YOUR GOAL: Reproduce the records below in full and word for word, excluding pictures.

━━ PROVIDED RECORDS

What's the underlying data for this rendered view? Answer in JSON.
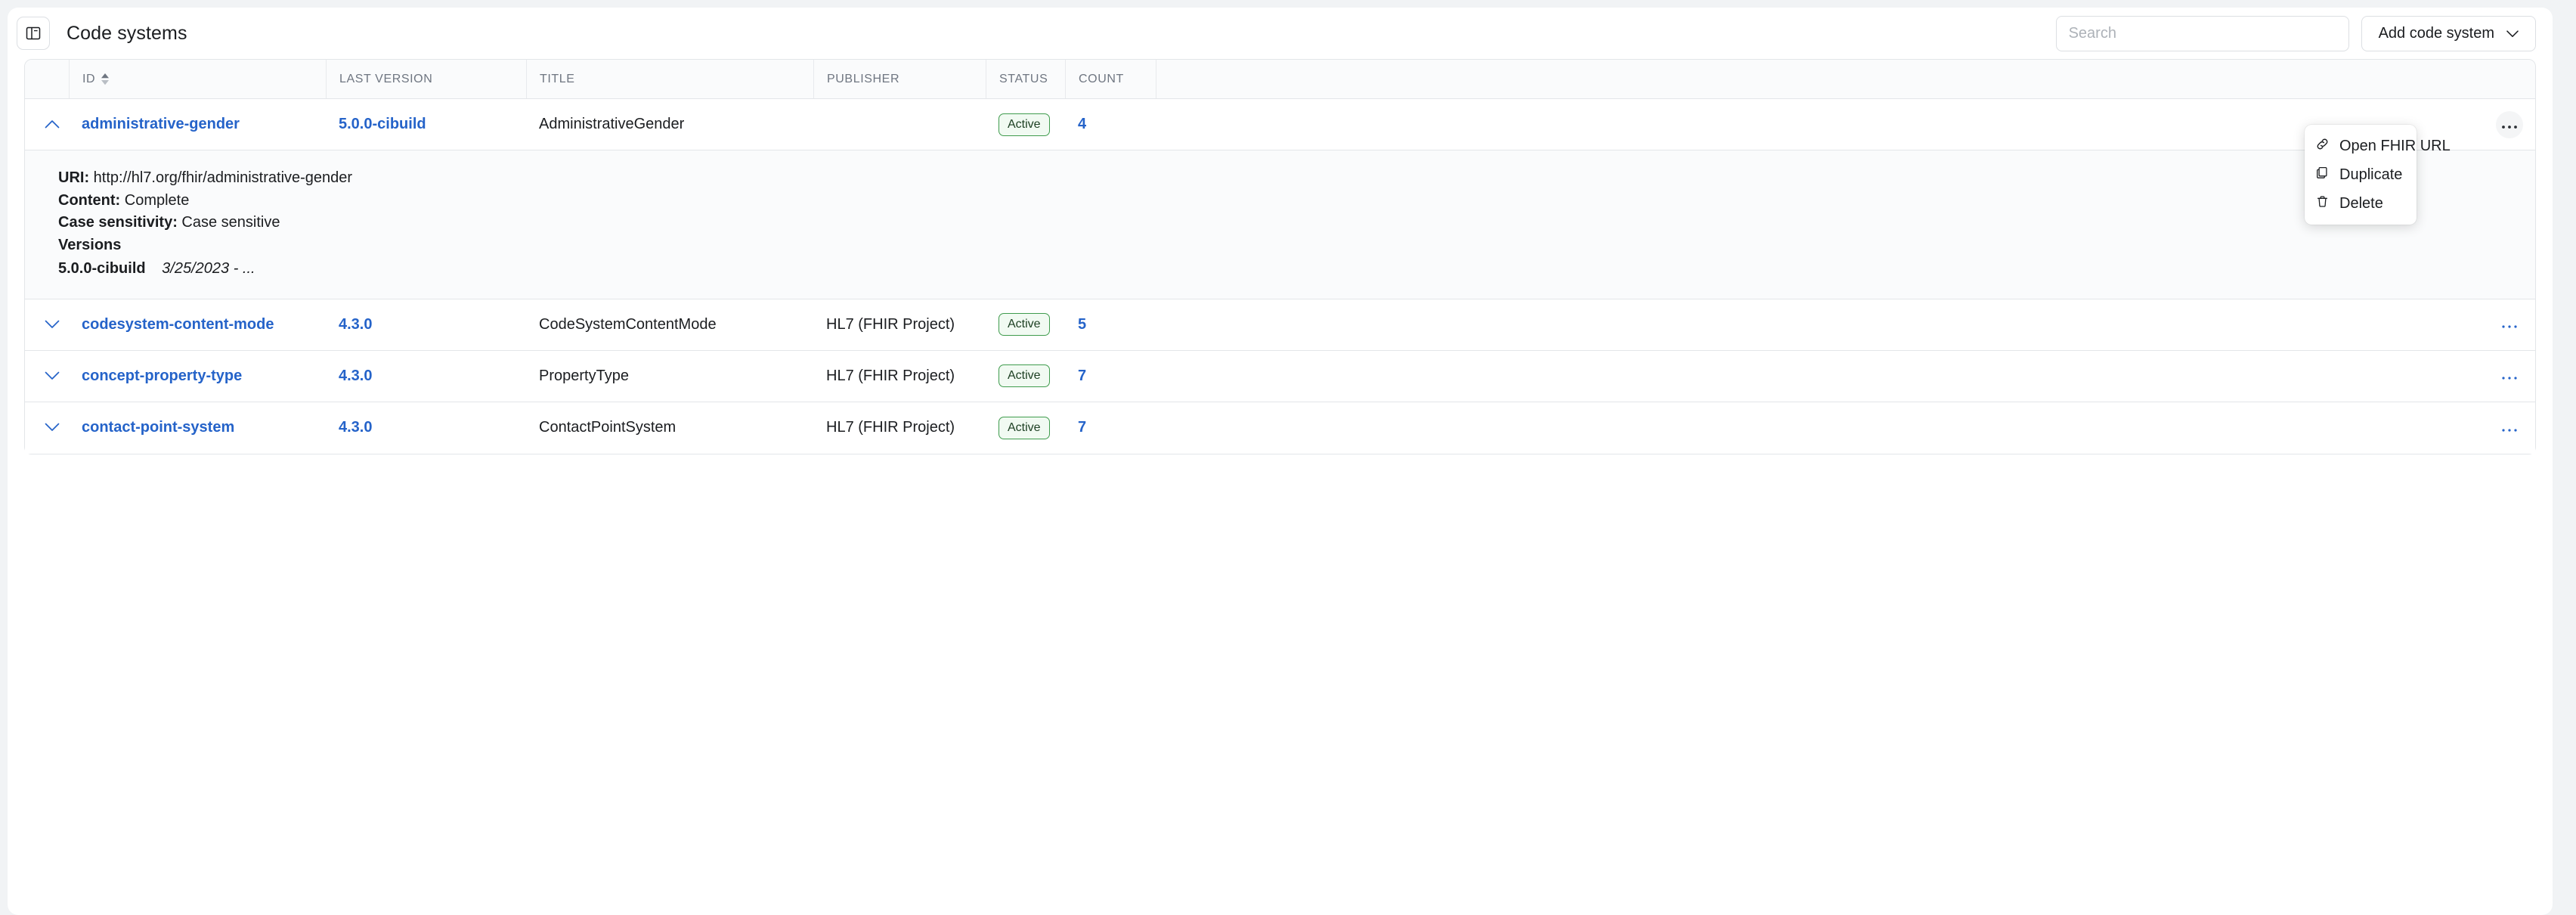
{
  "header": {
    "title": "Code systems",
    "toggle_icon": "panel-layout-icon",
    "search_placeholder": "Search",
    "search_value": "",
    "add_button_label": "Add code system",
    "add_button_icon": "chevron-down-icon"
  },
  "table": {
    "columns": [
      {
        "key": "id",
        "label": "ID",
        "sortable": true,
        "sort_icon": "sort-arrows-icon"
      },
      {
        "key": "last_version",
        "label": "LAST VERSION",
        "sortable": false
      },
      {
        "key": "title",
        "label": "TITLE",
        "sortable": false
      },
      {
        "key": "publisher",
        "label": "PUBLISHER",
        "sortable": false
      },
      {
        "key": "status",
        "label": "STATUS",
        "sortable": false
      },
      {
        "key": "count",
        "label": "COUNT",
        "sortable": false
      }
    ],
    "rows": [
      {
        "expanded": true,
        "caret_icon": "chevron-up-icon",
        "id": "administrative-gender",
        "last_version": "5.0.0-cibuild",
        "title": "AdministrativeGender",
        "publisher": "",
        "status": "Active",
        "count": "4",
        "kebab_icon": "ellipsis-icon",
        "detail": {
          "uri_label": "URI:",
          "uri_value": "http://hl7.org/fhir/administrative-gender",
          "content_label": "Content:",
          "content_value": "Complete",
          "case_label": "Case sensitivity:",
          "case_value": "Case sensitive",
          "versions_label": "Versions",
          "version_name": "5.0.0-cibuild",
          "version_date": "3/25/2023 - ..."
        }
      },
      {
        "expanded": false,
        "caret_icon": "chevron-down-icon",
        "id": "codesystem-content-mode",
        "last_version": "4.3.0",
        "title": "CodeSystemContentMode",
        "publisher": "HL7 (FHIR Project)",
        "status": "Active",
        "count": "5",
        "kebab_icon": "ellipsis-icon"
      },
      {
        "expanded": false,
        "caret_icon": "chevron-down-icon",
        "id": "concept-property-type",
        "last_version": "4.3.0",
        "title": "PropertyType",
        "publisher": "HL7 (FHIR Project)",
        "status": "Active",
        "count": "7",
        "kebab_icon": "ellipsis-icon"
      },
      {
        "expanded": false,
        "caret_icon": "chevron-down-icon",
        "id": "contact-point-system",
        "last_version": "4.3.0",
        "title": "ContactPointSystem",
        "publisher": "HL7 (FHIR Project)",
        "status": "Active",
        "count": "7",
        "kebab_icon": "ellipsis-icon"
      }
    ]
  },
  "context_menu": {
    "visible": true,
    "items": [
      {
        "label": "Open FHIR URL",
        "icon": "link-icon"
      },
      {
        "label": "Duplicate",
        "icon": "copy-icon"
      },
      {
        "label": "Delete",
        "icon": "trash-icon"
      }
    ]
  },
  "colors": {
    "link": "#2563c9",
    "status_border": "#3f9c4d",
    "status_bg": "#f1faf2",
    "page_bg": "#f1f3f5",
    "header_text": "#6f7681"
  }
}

━━━━

FINAL RESULT:
What's the underlying data for this rendered view? Answer in JSON.
{
  "header": {
    "title": "Code systems",
    "toggle_icon": "panel-layout-icon",
    "search_placeholder": "Search",
    "search_value": "",
    "add_button_label": "Add code system",
    "add_button_icon": "chevron-down-icon"
  },
  "table": {
    "columns": [
      {
        "key": "id",
        "label": "ID",
        "sortable": true,
        "sort_icon": "sort-arrows-icon"
      },
      {
        "key": "last_version",
        "label": "LAST VERSION",
        "sortable": false
      },
      {
        "key": "title",
        "label": "TITLE",
        "sortable": false
      },
      {
        "key": "publisher",
        "label": "PUBLISHER",
        "sortable": false
      },
      {
        "key": "status",
        "label": "STATUS",
        "sortable": false
      },
      {
        "key": "count",
        "label": "COUNT",
        "sortable": false
      }
    ],
    "rows": [
      {
        "expanded": true,
        "caret_icon": "chevron-up-icon",
        "id": "administrative-gender",
        "last_version": "5.0.0-cibuild",
        "title": "AdministrativeGender",
        "publisher": "",
        "status": "Active",
        "count": "4",
        "kebab_icon": "ellipsis-icon",
        "detail": {
          "uri_label": "URI:",
          "uri_value": "http://hl7.org/fhir/administrative-gender",
          "content_label": "Content:",
          "content_value": "Complete",
          "case_label": "Case sensitivity:",
          "case_value": "Case sensitive",
          "versions_label": "Versions",
          "version_name": "5.0.0-cibuild",
          "version_date": "3/25/2023 - ..."
        }
      },
      {
        "expanded": false,
        "caret_icon": "chevron-down-icon",
        "id": "codesystem-content-mode",
        "last_version": "4.3.0",
        "title": "CodeSystemContentMode",
        "publisher": "HL7 (FHIR Project)",
        "status": "Active",
        "count": "5",
        "kebab_icon": "ellipsis-icon"
      },
      {
        "expanded": false,
        "caret_icon": "chevron-down-icon",
        "id": "concept-property-type",
        "last_version": "4.3.0",
        "title": "PropertyType",
        "publisher": "HL7 (FHIR Project)",
        "status": "Active",
        "count": "7",
        "kebab_icon": "ellipsis-icon"
      },
      {
        "expanded": false,
        "caret_icon": "chevron-down-icon",
        "id": "contact-point-system",
        "last_version": "4.3.0",
        "title": "ContactPointSystem",
        "publisher": "HL7 (FHIR Project)",
        "status": "Active",
        "count": "7",
        "kebab_icon": "ellipsis-icon"
      }
    ]
  },
  "context_menu": {
    "visible": true,
    "items": [
      {
        "label": "Open FHIR URL",
        "icon": "link-icon"
      },
      {
        "label": "Duplicate",
        "icon": "copy-icon"
      },
      {
        "label": "Delete",
        "icon": "trash-icon"
      }
    ]
  },
  "colors": {
    "link": "#2563c9",
    "status_border": "#3f9c4d",
    "status_bg": "#f1faf2",
    "page_bg": "#f1f3f5",
    "header_text": "#6f7681"
  }
}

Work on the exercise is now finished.